Saved data entries:
——

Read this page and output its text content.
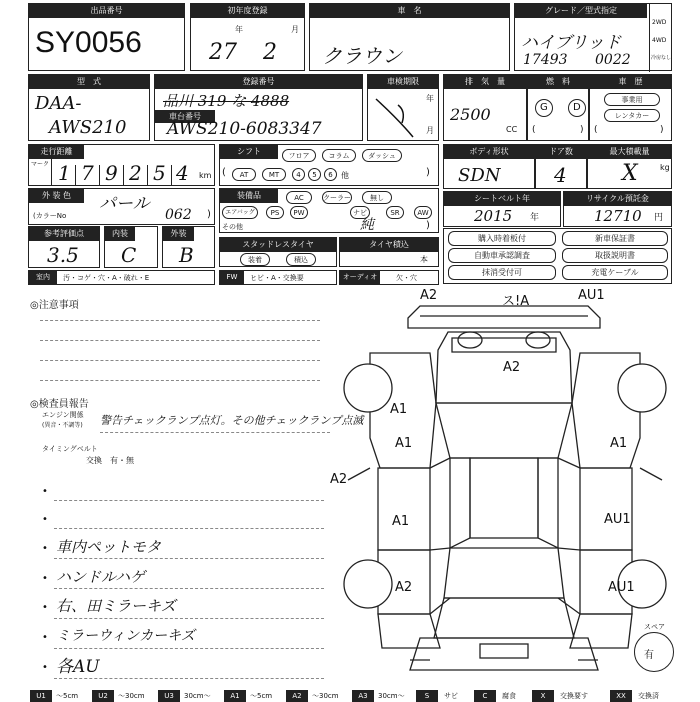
出品番号
SY0056
初年度登録
年	月
27 2
車　名
クラウン
グレード／型式指定
ハイブリッド
17493 0022
2WD
4WD
冷房なし
型　式
DAA-
AWS210
登録番号
品川 319 な 4888
車台番号
AWS210-6083347
車検期限
年
月
排　気　量
2500
CC
燃　料
G	D
(	)
車　歴
事業用
レンタカー
(	)
走行距離
マーク 1 7 9 2 5 4 km
シフト	フロア	コラム	ダッシュ
(	AT	MT	4	5	6	他	)
ボディ形状
SDN
ドア数
4
最大積載量
X	kg
外 装 色	パール
(カラーNo	062 )
装備品	AC	クーラー	無し
エアバッグ	PS	PW	ナビ	SR	AW
その他	純	)
シートベルト年
2015 年
リサイクル預託金
12710 円
参考評価点
3.5
内装
C
外装
B	スタッドレスタイヤ
装着	積込
タイヤ積込
本
購入時着板付	新車保証書
自動車承認調査	取扱説明書
抹消受付可	充電ケーブル
室内	汚・コゲ・穴・A・破れ・E	FW	ヒビ・A・交換要	オーディオ	欠・穴
◎注意事項
◎検査員報告
エンジン関係
(異音・不調等) 警告チェックランプ点灯。その他チェックランプ点滅
タイミングベルト
交換　有・無
•
•
• 車内ペットモタ
• ハンドルハゲ
• 右、田ミラーキズ
• ミラーウィンカーキズ
• 各AU
A2	ス!A	AU1
A2
A1
A1
A2
A1
A1	AU1
A2	AU1
スペア
有
U1	～5cm	U2	～30cm	U3	30cm～	A1	～5cm	A2	～30cm	A3	30cm～	S	サビ	C	腐食	X	交換要す	XX	交換済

——

### Work instructions
Images must not appear in the copy; reproduce everything else in the records verbatim.

### Written answer
Read this page and output its text content.
出品番号
SY0056
初年度登録
年	月
27 2
車　名
クラウン
グレード／型式指定
ハイブリッド
17493 0022
2WD
4WD
冷房なし
型　式
DAA-
AWS210
登録番号
品川 319 な 4888
車台番号
AWS210-6083347
車検期限
年
月
排　気　量
2500
CC
燃　料
G	D
(	)
車　歴
事業用
レンタカー
(	)
走行距離
マーク 1 7 9 2 5 4 km
シフト	フロア	コラム	ダッシュ
(	AT	MT	4	5	6	他	)
ボディ形状
SDN
ドア数
4
最大積載量
X	kg
外 装 色	パール
(カラーNo	062 )
装備品	AC	クーラー	無し
エアバッグ	PS	PW	ナビ	SR	AW
その他	純	)
シートベルト年
2015 年
リサイクル預託金
12710 円
参考評価点
3.5
内装
C
外装
B	スタッドレスタイヤ
装着	積込
タイヤ積込
本
購入時着板付	新車保証書
自動車承認調査	取扱説明書
抹消受付可	充電ケーブル
室内	汚・コゲ・穴・A・破れ・E	FW	ヒビ・A・交換要	オーディオ	欠・穴
◎注意事項
◎検査員報告
エンジン関係
(異音・不調等) 警告チェックランプ点灯。その他チェックランプ点滅
タイミングベルト
交換　有・無
•
•
• 車内ペットモタ
• ハンドルハゲ
• 右、田ミラーキズ
• ミラーウィンカーキズ
• 各AU
A2	ス!A	AU1
A2
A1
A1
A2
A1
A1	AU1
A2	AU1
スペア
有
U1	～5cm	U2	～30cm	U3	30cm～	A1	～5cm	A2	～30cm	A3	30cm～	S	サビ	C	腐食	X	交換要す	XX	交換済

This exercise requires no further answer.